## Task prompt
Write the records out again, precisely as they stand.

## Records supplied
^^^^^^^^^^^^^^^^

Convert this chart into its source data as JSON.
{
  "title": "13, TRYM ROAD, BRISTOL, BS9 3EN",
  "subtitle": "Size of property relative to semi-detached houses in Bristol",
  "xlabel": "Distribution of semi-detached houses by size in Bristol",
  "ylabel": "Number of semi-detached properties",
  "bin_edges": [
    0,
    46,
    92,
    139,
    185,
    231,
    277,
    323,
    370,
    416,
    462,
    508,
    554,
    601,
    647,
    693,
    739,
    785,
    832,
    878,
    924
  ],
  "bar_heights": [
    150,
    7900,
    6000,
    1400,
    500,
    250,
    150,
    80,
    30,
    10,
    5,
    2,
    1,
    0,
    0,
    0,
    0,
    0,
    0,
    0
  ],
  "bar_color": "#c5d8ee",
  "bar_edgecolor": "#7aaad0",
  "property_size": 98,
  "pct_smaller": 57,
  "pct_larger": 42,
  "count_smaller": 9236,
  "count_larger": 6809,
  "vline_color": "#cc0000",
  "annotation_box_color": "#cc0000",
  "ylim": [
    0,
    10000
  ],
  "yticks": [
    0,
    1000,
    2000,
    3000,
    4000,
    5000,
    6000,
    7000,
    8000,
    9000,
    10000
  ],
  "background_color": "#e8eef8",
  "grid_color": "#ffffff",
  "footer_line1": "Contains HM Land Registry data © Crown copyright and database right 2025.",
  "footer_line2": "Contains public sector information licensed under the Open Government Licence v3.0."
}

^^^^^^^^^^^^^^^^

## The reply
Convert this chart into its source data as JSON.
{
  "title": "13, TRYM ROAD, BRISTOL, BS9 3EN",
  "subtitle": "Size of property relative to semi-detached houses in Bristol",
  "xlabel": "Distribution of semi-detached houses by size in Bristol",
  "ylabel": "Number of semi-detached properties",
  "bin_edges": [
    0,
    46,
    92,
    139,
    185,
    231,
    277,
    323,
    370,
    416,
    462,
    508,
    554,
    601,
    647,
    693,
    739,
    785,
    832,
    878,
    924
  ],
  "bar_heights": [
    150,
    7900,
    6000,
    1400,
    500,
    250,
    150,
    80,
    30,
    10,
    5,
    2,
    1,
    0,
    0,
    0,
    0,
    0,
    0,
    0
  ],
  "bar_color": "#c5d8ee",
  "bar_edgecolor": "#7aaad0",
  "property_size": 98,
  "pct_smaller": 57,
  "pct_larger": 42,
  "count_smaller": 9236,
  "count_larger": 6809,
  "vline_color": "#cc0000",
  "annotation_box_color": "#cc0000",
  "ylim": [
    0,
    10000
  ],
  "yticks": [
    0,
    1000,
    2000,
    3000,
    4000,
    5000,
    6000,
    7000,
    8000,
    9000,
    10000
  ],
  "background_color": "#e8eef8",
  "grid_color": "#ffffff",
  "footer_line1": "Contains HM Land Registry data © Crown copyright and database right 2025.",
  "footer_line2": "Contains public sector information licensed under the Open Government Licence v3.0."
}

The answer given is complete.